Exercise objective: Every line below that contains "info" is to be copied.

Data supplied:

■ ■ ■ ■ ■

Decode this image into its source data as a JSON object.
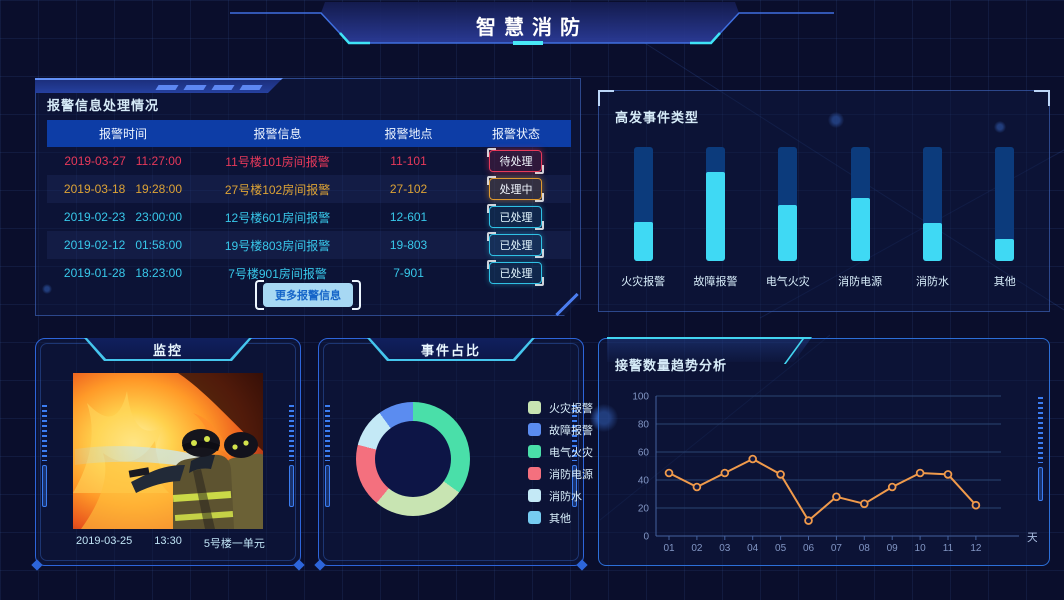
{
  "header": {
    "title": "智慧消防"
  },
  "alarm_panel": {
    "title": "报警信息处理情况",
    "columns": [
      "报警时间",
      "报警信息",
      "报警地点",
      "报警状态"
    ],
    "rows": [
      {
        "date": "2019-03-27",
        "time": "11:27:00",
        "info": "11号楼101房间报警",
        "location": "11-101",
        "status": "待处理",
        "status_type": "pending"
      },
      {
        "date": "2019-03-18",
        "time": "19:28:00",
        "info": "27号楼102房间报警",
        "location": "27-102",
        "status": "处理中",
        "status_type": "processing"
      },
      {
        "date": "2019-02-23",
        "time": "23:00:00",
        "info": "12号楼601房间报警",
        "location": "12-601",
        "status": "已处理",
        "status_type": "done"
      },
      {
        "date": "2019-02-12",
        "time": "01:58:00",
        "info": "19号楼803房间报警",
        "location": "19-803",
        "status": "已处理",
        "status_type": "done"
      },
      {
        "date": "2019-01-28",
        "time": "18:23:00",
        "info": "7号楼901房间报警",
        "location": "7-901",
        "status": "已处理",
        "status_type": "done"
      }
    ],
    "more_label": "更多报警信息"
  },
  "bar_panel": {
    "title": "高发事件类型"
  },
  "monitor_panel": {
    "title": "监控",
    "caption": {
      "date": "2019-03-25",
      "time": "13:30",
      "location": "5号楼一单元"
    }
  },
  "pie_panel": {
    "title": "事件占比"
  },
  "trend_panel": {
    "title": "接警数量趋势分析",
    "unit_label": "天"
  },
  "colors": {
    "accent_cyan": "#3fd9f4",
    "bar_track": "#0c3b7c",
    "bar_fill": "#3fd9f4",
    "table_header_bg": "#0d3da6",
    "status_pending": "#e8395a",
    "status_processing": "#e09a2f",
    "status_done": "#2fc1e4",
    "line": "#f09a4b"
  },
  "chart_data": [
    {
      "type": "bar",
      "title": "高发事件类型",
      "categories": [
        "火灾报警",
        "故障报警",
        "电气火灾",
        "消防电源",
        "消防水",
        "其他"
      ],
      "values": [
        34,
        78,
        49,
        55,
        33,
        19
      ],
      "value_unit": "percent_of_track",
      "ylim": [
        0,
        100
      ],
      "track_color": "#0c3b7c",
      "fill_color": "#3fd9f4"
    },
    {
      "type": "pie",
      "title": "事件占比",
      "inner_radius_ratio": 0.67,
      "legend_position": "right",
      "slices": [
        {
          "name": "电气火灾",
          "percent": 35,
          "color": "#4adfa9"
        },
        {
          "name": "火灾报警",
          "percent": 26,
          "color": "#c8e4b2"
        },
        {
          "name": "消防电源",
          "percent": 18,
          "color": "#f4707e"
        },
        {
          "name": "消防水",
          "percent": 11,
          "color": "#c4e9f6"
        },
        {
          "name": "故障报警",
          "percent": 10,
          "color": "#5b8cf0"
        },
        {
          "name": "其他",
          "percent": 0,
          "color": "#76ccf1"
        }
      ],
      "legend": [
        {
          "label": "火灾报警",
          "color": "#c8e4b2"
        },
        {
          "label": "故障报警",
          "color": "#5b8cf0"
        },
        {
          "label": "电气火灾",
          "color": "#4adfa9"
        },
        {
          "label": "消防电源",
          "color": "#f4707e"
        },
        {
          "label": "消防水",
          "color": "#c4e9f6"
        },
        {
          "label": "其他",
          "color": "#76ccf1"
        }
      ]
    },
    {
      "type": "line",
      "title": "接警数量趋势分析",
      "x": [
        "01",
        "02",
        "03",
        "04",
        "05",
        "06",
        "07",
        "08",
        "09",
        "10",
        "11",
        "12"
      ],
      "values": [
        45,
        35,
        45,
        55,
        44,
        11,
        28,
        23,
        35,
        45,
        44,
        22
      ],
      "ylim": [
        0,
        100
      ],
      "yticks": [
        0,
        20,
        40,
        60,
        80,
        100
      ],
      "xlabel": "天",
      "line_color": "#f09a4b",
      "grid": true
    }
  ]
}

■ ■ ■ ■ ■

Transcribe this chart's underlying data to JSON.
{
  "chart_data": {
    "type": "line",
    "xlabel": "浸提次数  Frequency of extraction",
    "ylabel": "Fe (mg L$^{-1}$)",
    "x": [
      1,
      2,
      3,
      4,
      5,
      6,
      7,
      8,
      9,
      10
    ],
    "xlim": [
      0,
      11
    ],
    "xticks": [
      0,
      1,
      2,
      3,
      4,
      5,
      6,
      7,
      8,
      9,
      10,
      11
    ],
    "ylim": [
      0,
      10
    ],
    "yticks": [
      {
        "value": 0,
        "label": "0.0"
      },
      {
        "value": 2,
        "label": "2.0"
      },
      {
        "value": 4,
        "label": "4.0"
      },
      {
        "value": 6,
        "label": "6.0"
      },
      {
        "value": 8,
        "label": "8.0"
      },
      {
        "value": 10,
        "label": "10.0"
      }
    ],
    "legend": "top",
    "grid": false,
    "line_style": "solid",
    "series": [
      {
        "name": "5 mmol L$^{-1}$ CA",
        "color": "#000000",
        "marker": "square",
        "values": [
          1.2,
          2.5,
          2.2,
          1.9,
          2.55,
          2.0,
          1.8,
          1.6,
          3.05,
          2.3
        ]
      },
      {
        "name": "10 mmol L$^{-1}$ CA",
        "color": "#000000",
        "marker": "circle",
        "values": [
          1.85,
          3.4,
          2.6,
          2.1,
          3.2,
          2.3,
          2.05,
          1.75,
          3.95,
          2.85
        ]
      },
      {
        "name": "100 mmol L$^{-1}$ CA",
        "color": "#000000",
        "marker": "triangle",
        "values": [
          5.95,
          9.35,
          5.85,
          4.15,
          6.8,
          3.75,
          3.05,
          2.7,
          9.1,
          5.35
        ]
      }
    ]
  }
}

■ ■ ■ ■ ■

Completed task:
        "info": "11号楼101房间报警",
        "info": "27号楼102房间报警",
        "info": "12号楼601房间报警",
        "info": "19号楼803房间报警",
        "info": "7号楼901房间报警",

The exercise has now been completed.